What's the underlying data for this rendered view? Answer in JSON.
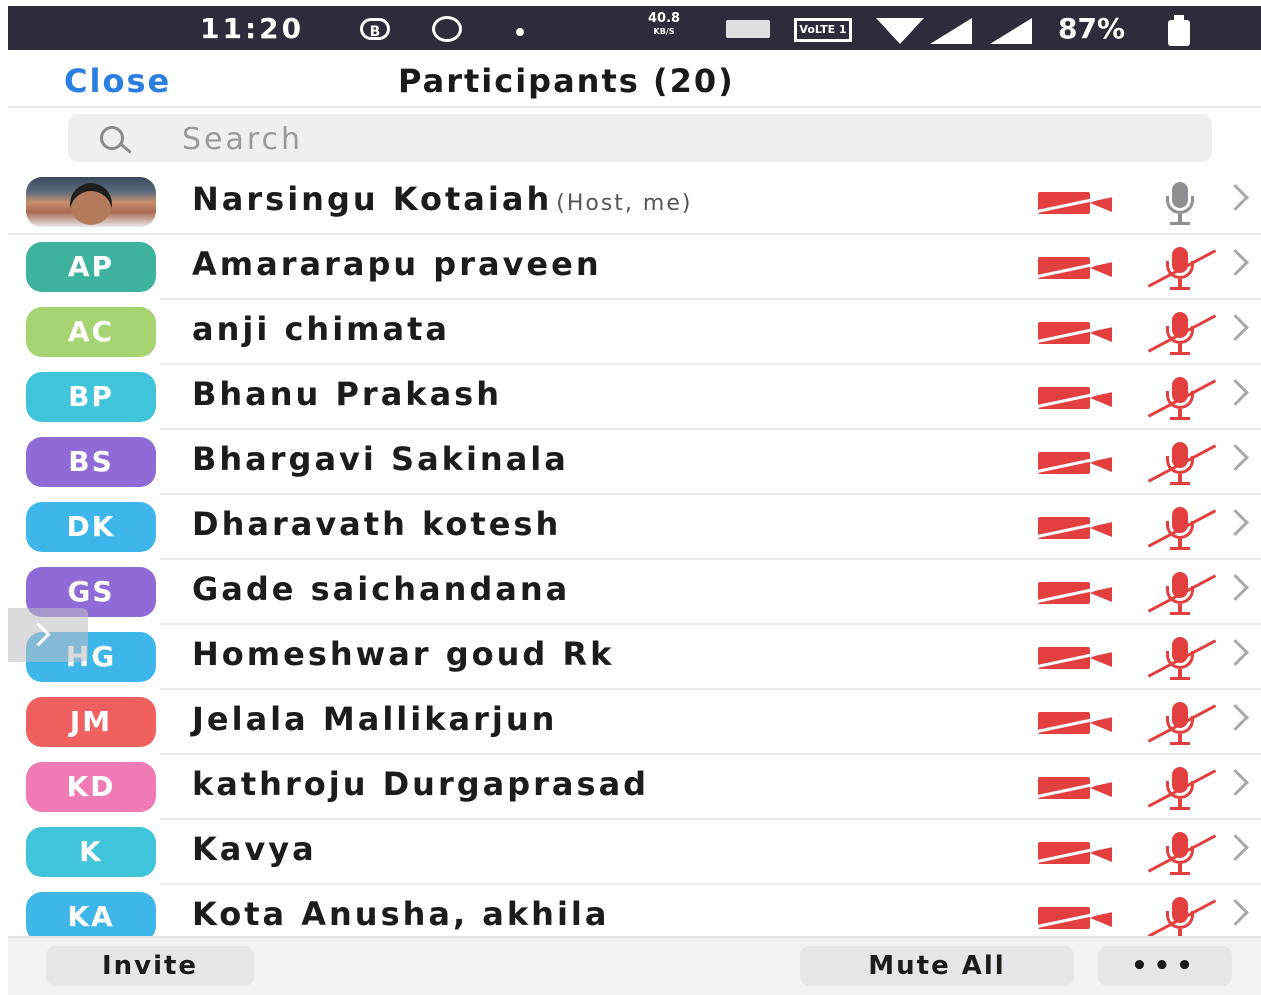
{
  "status_bar": {
    "time": "11:20",
    "icon_b": "B",
    "speed_value": "40.8",
    "speed_unit": "KB/S",
    "volte": "VoLTE 1",
    "battery": "87%"
  },
  "header": {
    "close_label": "Close",
    "title": "Participants (20)"
  },
  "search": {
    "placeholder": "Search"
  },
  "participants": [
    {
      "initials": "",
      "name": "Narsingu Kotaiah",
      "role": "(Host, me)",
      "color": "#6b7a8a",
      "photo": true,
      "video": "off",
      "mic": "on"
    },
    {
      "initials": "AP",
      "name": "Amararapu praveen",
      "role": "",
      "color": "#3db39e",
      "photo": false,
      "video": "off",
      "mic": "muted"
    },
    {
      "initials": "AC",
      "name": "anji chimata",
      "role": "",
      "color": "#a6d472",
      "photo": false,
      "video": "off",
      "mic": "muted"
    },
    {
      "initials": "BP",
      "name": "Bhanu Prakash",
      "role": "",
      "color": "#3fc4d9",
      "photo": false,
      "video": "off",
      "mic": "muted"
    },
    {
      "initials": "BS",
      "name": "Bhargavi Sakinala",
      "role": "",
      "color": "#8e6bd6",
      "photo": false,
      "video": "off",
      "mic": "muted"
    },
    {
      "initials": "DK",
      "name": "Dharavath kotesh",
      "role": "",
      "color": "#3fb6ea",
      "photo": false,
      "video": "off",
      "mic": "muted"
    },
    {
      "initials": "GS",
      "name": "Gade saichandana",
      "role": "",
      "color": "#8e6bd6",
      "photo": false,
      "video": "off",
      "mic": "muted"
    },
    {
      "initials": "HG",
      "name": "Homeshwar goud Rk",
      "role": "",
      "color": "#3fb6ea",
      "photo": false,
      "video": "off",
      "mic": "muted"
    },
    {
      "initials": "JM",
      "name": "Jelala Mallikarjun",
      "role": "",
      "color": "#f06060",
      "photo": false,
      "video": "off",
      "mic": "muted"
    },
    {
      "initials": "KD",
      "name": "kathroju Durgaprasad",
      "role": "",
      "color": "#f07ab4",
      "photo": false,
      "video": "off",
      "mic": "muted"
    },
    {
      "initials": "K",
      "name": "Kavya",
      "role": "",
      "color": "#3fc4d9",
      "photo": false,
      "video": "off",
      "mic": "muted"
    },
    {
      "initials": "KA",
      "name": "Kota Anusha, akhila",
      "role": "",
      "color": "#3fb6ea",
      "photo": false,
      "video": "off",
      "mic": "muted"
    }
  ],
  "footer": {
    "invite_label": "Invite",
    "mute_all_label": "Mute All",
    "more_label": "•••"
  },
  "colors": {
    "accent": "#2a7fe0",
    "muted_red": "#e43f3f",
    "status_bar_bg": "#2c2c3a"
  },
  "icons": {
    "video_off": "video-off-icon",
    "mic_muted": "mic-muted-icon",
    "mic_on": "mic-icon",
    "chevron": "chevron-right-icon",
    "search": "search-icon"
  }
}
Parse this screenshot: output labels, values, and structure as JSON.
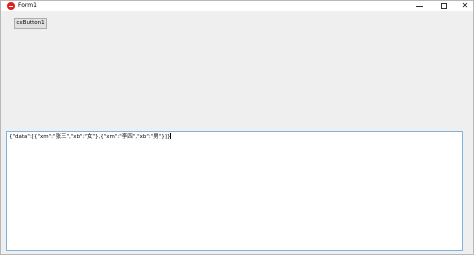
{
  "window": {
    "title": "Form1",
    "icon": "delphi-app-icon"
  },
  "titlebar_controls": {
    "minimize": "minimize-icon",
    "maximize": "maximize-icon",
    "close_glyph": "✕"
  },
  "toolbar": {
    "button_label": "cxButton1"
  },
  "memo": {
    "value": "{\"data\":[{\"xm\":\"张三\",\"xb\":\"女\"},{\"xm\":\"李四\",\"xb\":\"男\"}]}"
  },
  "colors": {
    "client_bg": "#efefef",
    "memo_border": "#7fb3e0",
    "button_bg": "#e1e1e1",
    "app_icon": "#e02020"
  }
}
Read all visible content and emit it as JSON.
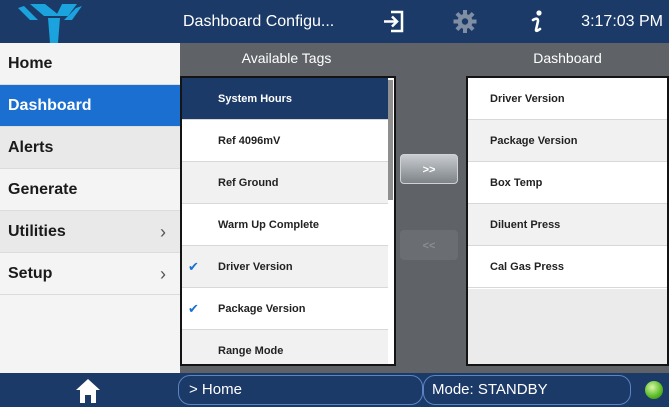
{
  "header": {
    "title": "Dashboard Configu...",
    "time": "3:17:03 PM",
    "icons": [
      "logo-icon",
      "exit-icon",
      "gear-icon",
      "info-icon"
    ]
  },
  "sidebar": {
    "items": [
      {
        "label": "Home",
        "chevron": ""
      },
      {
        "label": "Dashboard",
        "chevron": ""
      },
      {
        "label": "Alerts",
        "chevron": ""
      },
      {
        "label": "Generate",
        "chevron": ""
      },
      {
        "label": "Utilities",
        "chevron": "›"
      },
      {
        "label": "Setup",
        "chevron": "›"
      }
    ]
  },
  "available": {
    "title": "Available Tags",
    "rows": [
      {
        "label": "System Hours",
        "check": ""
      },
      {
        "label": "Ref 4096mV",
        "check": ""
      },
      {
        "label": "Ref Ground",
        "check": ""
      },
      {
        "label": "Warm Up Complete",
        "check": ""
      },
      {
        "label": "Driver Version",
        "check": "✔"
      },
      {
        "label": "Package Version",
        "check": "✔"
      },
      {
        "label": "Range Mode",
        "check": ""
      }
    ]
  },
  "dashboard": {
    "title": "Dashboard",
    "rows": [
      {
        "label": "Driver Version"
      },
      {
        "label": "Package Version"
      },
      {
        "label": "Box Temp"
      },
      {
        "label": "Diluent Press"
      },
      {
        "label": "Cal Gas Press"
      }
    ]
  },
  "buttons": {
    "add": ">>",
    "remove": "<<"
  },
  "footer": {
    "path": "> Home",
    "mode": "Mode: STANDBY"
  },
  "colors": {
    "header_bg": "#1b3a68",
    "active": "#1a6fd1",
    "body_bg": "#5f6367",
    "status_led": "#5fbf2a"
  }
}
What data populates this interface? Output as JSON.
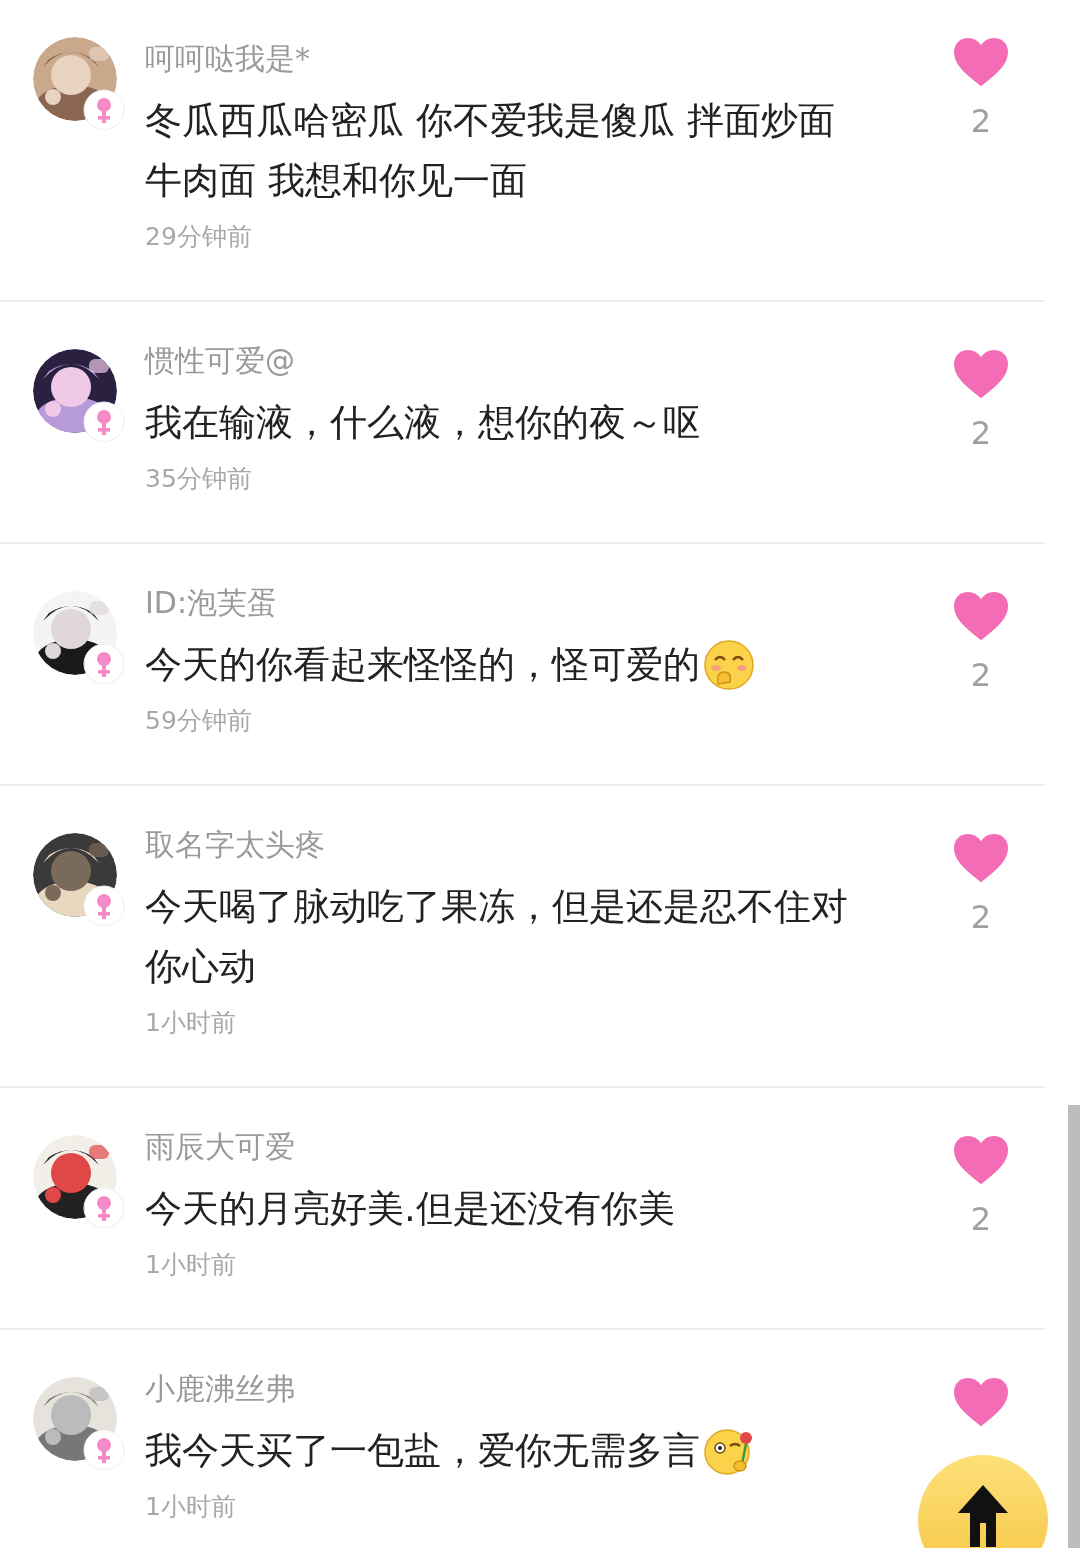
{
  "comments": [
    {
      "username": "呵呵哒我是*",
      "text": "冬瓜西瓜哈密瓜 你不爱我是傻瓜 拌面炒面牛肉面 我想和你见一面",
      "time": "29分钟前",
      "likes": "2",
      "liked": true,
      "badge": {
        "kind": "female"
      }
    },
    {
      "username": "惯性可爱@",
      "text": "我在输液，什么液，想你的夜～呕",
      "time": "35分钟前",
      "likes": "2",
      "liked": true,
      "badge": {
        "kind": "female"
      }
    },
    {
      "username": "ID:泡芙蛋",
      "text": "今天的你看起来怪怪的，怪可爱的",
      "emoji": {
        "kind": "shy"
      },
      "time": "59分钟前",
      "likes": "2",
      "liked": true,
      "badge": {
        "kind": "female"
      }
    },
    {
      "username": "取名字太头疼",
      "text": "今天喝了脉动吃了果冻，但是还是忍不住对你心动",
      "time": "1小时前",
      "likes": "2",
      "liked": true,
      "badge": {
        "kind": "female"
      }
    },
    {
      "username": "雨辰大可爱",
      "text": "今天的月亮好美.但是还没有你美",
      "time": "1小时前",
      "likes": "2",
      "liked": true,
      "badge": {
        "kind": "female"
      }
    },
    {
      "username": "小鹿沸丝弗",
      "text": "我今天买了一包盐，爱你无需多言",
      "emoji": {
        "kind": "flower"
      },
      "time": "1小时前",
      "liked": true,
      "badge": {
        "kind": "female"
      }
    }
  ]
}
——————————
What is needed |
Pictures stay out; repeat all the rest of the records exactly.

Task result |
What's the underlying data for this rendered view? Answer in JSON.
{
  "status_bar": {
    "time": "11:20",
    "icon_b": "B",
    "speed_value": "40.8",
    "speed_unit": "KB/S",
    "volte": "VoLTE 1",
    "battery": "87%"
  },
  "header": {
    "close_label": "Close",
    "title": "Participants (20)"
  },
  "search": {
    "placeholder": "Search"
  },
  "participants": [
    {
      "initials": "",
      "name": "Narsingu Kotaiah",
      "role": "(Host, me)",
      "color": "#6b7a8a",
      "photo": true,
      "video": "off",
      "mic": "on"
    },
    {
      "initials": "AP",
      "name": "Amararapu praveen",
      "role": "",
      "color": "#3db39e",
      "photo": false,
      "video": "off",
      "mic": "muted"
    },
    {
      "initials": "AC",
      "name": "anji chimata",
      "role": "",
      "color": "#a6d472",
      "photo": false,
      "video": "off",
      "mic": "muted"
    },
    {
      "initials": "BP",
      "name": "Bhanu Prakash",
      "role": "",
      "color": "#3fc4d9",
      "photo": false,
      "video": "off",
      "mic": "muted"
    },
    {
      "initials": "BS",
      "name": "Bhargavi Sakinala",
      "role": "",
      "color": "#8e6bd6",
      "photo": false,
      "video": "off",
      "mic": "muted"
    },
    {
      "initials": "DK",
      "name": "Dharavath kotesh",
      "role": "",
      "color": "#3fb6ea",
      "photo": false,
      "video": "off",
      "mic": "muted"
    },
    {
      "initials": "GS",
      "name": "Gade saichandana",
      "role": "",
      "color": "#8e6bd6",
      "photo": false,
      "video": "off",
      "mic": "muted"
    },
    {
      "initials": "HG",
      "name": "Homeshwar goud Rk",
      "role": "",
      "color": "#3fb6ea",
      "photo": false,
      "video": "off",
      "mic": "muted"
    },
    {
      "initials": "JM",
      "name": "Jelala Mallikarjun",
      "role": "",
      "color": "#f06060",
      "photo": false,
      "video": "off",
      "mic": "muted"
    },
    {
      "initials": "KD",
      "name": "kathroju Durgaprasad",
      "role": "",
      "color": "#f07ab4",
      "photo": false,
      "video": "off",
      "mic": "muted"
    },
    {
      "initials": "K",
      "name": "Kavya",
      "role": "",
      "color": "#3fc4d9",
      "photo": false,
      "video": "off",
      "mic": "muted"
    },
    {
      "initials": "KA",
      "name": "Kota Anusha, akhila",
      "role": "",
      "color": "#3fb6ea",
      "photo": false,
      "video": "off",
      "mic": "muted"
    }
  ],
  "footer": {
    "invite_label": "Invite",
    "mute_all_label": "Mute All",
    "more_label": "•••"
  },
  "colors": {
    "accent": "#2a7fe0",
    "muted_red": "#e43f3f",
    "status_bar_bg": "#2c2c3a"
  },
  "icons": {
    "video_off": "video-off-icon",
    "mic_muted": "mic-muted-icon",
    "mic_on": "mic-icon",
    "chevron": "chevron-right-icon",
    "search": "search-icon"
  }
}
Parse this screenshot: output labels, values, and structure as JSON.
{
  "window": {
    "title": "Form1",
    "icon": "delphi-app-icon"
  },
  "titlebar_controls": {
    "minimize": "minimize-icon",
    "maximize": "maximize-icon",
    "close_glyph": "✕"
  },
  "toolbar": {
    "button_label": "cxButton1"
  },
  "memo": {
    "value": "{\"data\":[{\"xm\":\"张三\",\"xb\":\"女\"},{\"xm\":\"李四\",\"xb\":\"男\"}]}"
  },
  "colors": {
    "client_bg": "#efefef",
    "memo_border": "#7fb3e0",
    "button_bg": "#e1e1e1",
    "app_icon": "#e02020"
  }
}
Read all visible content and emit it as JSON.
{
  "header": {
    "title": "Dashboard Configu...",
    "time": "3:17:03 PM",
    "icons": [
      "logo-icon",
      "exit-icon",
      "gear-icon",
      "info-icon"
    ]
  },
  "sidebar": {
    "items": [
      {
        "label": "Home",
        "chevron": ""
      },
      {
        "label": "Dashboard",
        "chevron": ""
      },
      {
        "label": "Alerts",
        "chevron": ""
      },
      {
        "label": "Generate",
        "chevron": ""
      },
      {
        "label": "Utilities",
        "chevron": "›"
      },
      {
        "label": "Setup",
        "chevron": "›"
      }
    ]
  },
  "available": {
    "title": "Available Tags",
    "rows": [
      {
        "label": "System Hours",
        "check": ""
      },
      {
        "label": "Ref 4096mV",
        "check": ""
      },
      {
        "label": "Ref Ground",
        "check": ""
      },
      {
        "label": "Warm Up Complete",
        "check": ""
      },
      {
        "label": "Driver Version",
        "check": "✔"
      },
      {
        "label": "Package Version",
        "check": "✔"
      },
      {
        "label": "Range Mode",
        "check": ""
      }
    ]
  },
  "dashboard": {
    "title": "Dashboard",
    "rows": [
      {
        "label": "Driver Version"
      },
      {
        "label": "Package Version"
      },
      {
        "label": "Box Temp"
      },
      {
        "label": "Diluent Press"
      },
      {
        "label": "Cal Gas Press"
      }
    ]
  },
  "buttons": {
    "add": ">>",
    "remove": "<<"
  },
  "footer": {
    "path": "> Home",
    "mode": "Mode: STANDBY"
  },
  "colors": {
    "header_bg": "#1b3a68",
    "active": "#1a6fd1",
    "body_bg": "#5f6367",
    "status_led": "#5fbf2a"
  }
}
What data populates this interface? Output as JSON.
{
  "comments": [
    {
      "username": "呵呵哒我是*",
      "text": "冬瓜西瓜哈密瓜 你不爱我是傻瓜 拌面炒面牛肉面 我想和你见一面",
      "time": "29分钟前",
      "likes": "2",
      "liked": true,
      "badge": {
        "kind": "female"
      }
    },
    {
      "username": "惯性可爱@",
      "text": "我在输液，什么液，想你的夜～呕",
      "time": "35分钟前",
      "likes": "2",
      "liked": true,
      "badge": {
        "kind": "female"
      }
    },
    {
      "username": "ID:泡芙蛋",
      "text": "今天的你看起来怪怪的，怪可爱的",
      "emoji": {
        "kind": "shy"
      },
      "time": "59分钟前",
      "likes": "2",
      "liked": true,
      "badge": {
        "kind": "female"
      }
    },
    {
      "username": "取名字太头疼",
      "text": "今天喝了脉动吃了果冻，但是还是忍不住对你心动",
      "time": "1小时前",
      "likes": "2",
      "liked": true,
      "badge": {
        "kind": "female"
      }
    },
    {
      "username": "雨辰大可爱",
      "text": "今天的月亮好美.但是还没有你美",
      "time": "1小时前",
      "likes": "2",
      "liked": true,
      "badge": {
        "kind": "female"
      }
    },
    {
      "username": "小鹿沸丝弗",
      "text": "我今天买了一包盐，爱你无需多言",
      "emoji": {
        "kind": "flower"
      },
      "time": "1小时前",
      "liked": true,
      "badge": {
        "kind": "female"
      }
    }
  ]
}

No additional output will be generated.